**** DATA ROWS ****

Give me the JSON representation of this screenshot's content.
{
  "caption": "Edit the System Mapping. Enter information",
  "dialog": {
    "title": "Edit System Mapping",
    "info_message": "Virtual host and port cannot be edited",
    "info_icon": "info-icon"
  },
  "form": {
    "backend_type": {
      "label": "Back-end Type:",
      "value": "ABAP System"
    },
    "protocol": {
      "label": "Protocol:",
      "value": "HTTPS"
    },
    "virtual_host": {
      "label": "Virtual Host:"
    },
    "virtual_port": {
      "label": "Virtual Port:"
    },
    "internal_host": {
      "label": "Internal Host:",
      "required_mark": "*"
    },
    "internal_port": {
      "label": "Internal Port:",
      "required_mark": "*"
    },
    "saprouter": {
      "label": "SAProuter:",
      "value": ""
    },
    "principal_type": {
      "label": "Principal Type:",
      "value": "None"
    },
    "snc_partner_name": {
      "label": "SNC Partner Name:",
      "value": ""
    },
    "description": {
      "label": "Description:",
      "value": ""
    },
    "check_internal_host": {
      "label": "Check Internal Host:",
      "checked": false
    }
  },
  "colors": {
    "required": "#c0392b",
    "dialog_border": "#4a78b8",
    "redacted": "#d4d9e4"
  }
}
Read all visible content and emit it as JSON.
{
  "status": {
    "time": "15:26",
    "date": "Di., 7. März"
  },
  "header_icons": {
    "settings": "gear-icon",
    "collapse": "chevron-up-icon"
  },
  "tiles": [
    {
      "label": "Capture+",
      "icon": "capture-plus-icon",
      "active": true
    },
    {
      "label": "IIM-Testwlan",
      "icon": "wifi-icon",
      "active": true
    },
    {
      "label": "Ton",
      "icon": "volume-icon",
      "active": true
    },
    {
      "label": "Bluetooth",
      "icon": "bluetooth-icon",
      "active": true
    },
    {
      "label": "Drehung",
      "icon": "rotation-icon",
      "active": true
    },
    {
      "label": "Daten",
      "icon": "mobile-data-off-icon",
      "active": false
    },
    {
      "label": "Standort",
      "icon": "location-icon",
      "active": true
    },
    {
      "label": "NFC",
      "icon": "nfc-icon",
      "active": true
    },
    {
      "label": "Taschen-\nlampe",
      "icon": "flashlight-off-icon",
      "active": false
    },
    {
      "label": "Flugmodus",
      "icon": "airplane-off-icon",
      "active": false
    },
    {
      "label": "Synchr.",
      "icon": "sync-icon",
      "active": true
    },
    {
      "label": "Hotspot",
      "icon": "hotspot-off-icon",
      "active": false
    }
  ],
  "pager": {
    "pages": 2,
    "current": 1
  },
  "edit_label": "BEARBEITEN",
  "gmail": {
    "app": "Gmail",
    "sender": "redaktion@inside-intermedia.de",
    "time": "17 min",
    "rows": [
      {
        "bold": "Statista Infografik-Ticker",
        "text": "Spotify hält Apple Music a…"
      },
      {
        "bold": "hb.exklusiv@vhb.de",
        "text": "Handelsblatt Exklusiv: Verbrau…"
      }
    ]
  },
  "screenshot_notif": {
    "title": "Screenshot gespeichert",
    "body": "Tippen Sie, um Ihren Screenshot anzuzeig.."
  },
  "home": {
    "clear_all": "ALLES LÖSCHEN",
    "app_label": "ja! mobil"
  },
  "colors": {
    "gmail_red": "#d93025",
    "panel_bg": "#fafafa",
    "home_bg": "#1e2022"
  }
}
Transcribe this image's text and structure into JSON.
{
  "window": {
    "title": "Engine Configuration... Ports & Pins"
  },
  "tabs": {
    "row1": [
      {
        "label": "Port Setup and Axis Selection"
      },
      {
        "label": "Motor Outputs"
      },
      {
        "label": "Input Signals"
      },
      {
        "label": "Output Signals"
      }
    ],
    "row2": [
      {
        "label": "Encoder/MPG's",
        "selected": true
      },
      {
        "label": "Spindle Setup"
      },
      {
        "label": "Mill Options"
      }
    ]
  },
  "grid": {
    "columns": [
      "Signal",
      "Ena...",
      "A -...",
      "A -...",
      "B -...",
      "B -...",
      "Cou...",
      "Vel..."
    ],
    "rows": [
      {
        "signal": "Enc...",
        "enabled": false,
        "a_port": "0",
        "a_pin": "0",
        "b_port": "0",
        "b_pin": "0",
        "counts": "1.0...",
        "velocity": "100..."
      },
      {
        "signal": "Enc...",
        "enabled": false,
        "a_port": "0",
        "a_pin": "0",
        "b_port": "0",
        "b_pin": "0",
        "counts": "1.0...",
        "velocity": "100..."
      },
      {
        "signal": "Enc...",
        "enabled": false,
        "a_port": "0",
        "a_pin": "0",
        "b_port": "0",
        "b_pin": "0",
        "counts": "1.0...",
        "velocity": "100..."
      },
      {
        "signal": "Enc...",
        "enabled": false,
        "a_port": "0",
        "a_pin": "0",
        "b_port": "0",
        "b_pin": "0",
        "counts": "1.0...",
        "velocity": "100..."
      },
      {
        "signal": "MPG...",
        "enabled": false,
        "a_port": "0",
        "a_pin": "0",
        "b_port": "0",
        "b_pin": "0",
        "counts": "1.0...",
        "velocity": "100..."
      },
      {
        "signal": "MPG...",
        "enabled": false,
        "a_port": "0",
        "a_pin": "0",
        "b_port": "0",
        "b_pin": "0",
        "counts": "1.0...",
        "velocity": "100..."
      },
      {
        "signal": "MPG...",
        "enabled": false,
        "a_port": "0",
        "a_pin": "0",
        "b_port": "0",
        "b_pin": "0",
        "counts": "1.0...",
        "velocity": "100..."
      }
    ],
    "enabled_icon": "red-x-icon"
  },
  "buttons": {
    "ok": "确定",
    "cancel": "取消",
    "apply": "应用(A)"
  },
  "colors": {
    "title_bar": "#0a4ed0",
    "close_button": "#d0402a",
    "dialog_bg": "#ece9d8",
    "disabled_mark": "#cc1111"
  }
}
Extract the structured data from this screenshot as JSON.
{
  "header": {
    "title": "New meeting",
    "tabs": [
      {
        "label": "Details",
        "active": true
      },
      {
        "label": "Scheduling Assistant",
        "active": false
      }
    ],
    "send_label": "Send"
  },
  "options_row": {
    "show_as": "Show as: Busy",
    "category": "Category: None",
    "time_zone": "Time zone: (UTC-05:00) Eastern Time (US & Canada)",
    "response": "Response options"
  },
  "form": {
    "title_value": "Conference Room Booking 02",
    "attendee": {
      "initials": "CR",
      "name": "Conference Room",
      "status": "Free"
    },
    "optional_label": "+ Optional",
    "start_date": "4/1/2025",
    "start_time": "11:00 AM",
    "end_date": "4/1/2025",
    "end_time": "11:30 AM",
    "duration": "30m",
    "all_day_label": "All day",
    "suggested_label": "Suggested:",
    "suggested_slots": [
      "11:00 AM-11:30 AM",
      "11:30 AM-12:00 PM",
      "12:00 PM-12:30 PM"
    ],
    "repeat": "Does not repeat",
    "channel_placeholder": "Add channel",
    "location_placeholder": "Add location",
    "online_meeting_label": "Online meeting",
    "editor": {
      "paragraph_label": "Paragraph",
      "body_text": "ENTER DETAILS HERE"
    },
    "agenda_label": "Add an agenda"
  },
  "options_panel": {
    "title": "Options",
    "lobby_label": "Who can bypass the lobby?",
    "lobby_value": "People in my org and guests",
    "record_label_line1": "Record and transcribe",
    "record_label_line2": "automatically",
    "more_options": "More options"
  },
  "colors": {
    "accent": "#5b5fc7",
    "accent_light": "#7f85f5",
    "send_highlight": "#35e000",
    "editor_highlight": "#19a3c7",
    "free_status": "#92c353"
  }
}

****

**REQUIRED TASK**. Repeat word for word every line from the one that holds "Extract the structured" to the end. Both ends count.

**FINAL RESULT**.
Extract the structured data from this screenshot as JSON.
{
  "header": {
    "title": "New meeting",
    "tabs": [
      {
        "label": "Details",
        "active": true
      },
      {
        "label": "Scheduling Assistant",
        "active": false
      }
    ],
    "send_label": "Send"
  },
  "options_row": {
    "show_as": "Show as: Busy",
    "category": "Category: None",
    "time_zone": "Time zone: (UTC-05:00) Eastern Time (US & Canada)",
    "response": "Response options"
  },
  "form": {
    "title_value": "Conference Room Booking 02",
    "attendee": {
      "initials": "CR",
      "name": "Conference Room",
      "status": "Free"
    },
    "optional_label": "+ Optional",
    "start_date": "4/1/2025",
    "start_time": "11:00 AM",
    "end_date": "4/1/2025",
    "end_time": "11:30 AM",
    "duration": "30m",
    "all_day_label": "All day",
    "suggested_label": "Suggested:",
    "suggested_slots": [
      "11:00 AM-11:30 AM",
      "11:30 AM-12:00 PM",
      "12:00 PM-12:30 PM"
    ],
    "repeat": "Does not repeat",
    "channel_placeholder": "Add channel",
    "location_placeholder": "Add location",
    "online_meeting_label": "Online meeting",
    "editor": {
      "paragraph_label": "Paragraph",
      "body_text": "ENTER DETAILS HERE"
    },
    "agenda_label": "Add an agenda"
  },
  "options_panel": {
    "title": "Options",
    "lobby_label": "Who can bypass the lobby?",
    "lobby_value": "People in my org and guests",
    "record_label_line1": "Record and transcribe",
    "record_label_line2": "automatically",
    "more_options": "More options"
  },
  "colors": {
    "accent": "#5b5fc7",
    "accent_light": "#7f85f5",
    "send_highlight": "#35e000",
    "editor_highlight": "#19a3c7",
    "free_status": "#92c353"
  }
}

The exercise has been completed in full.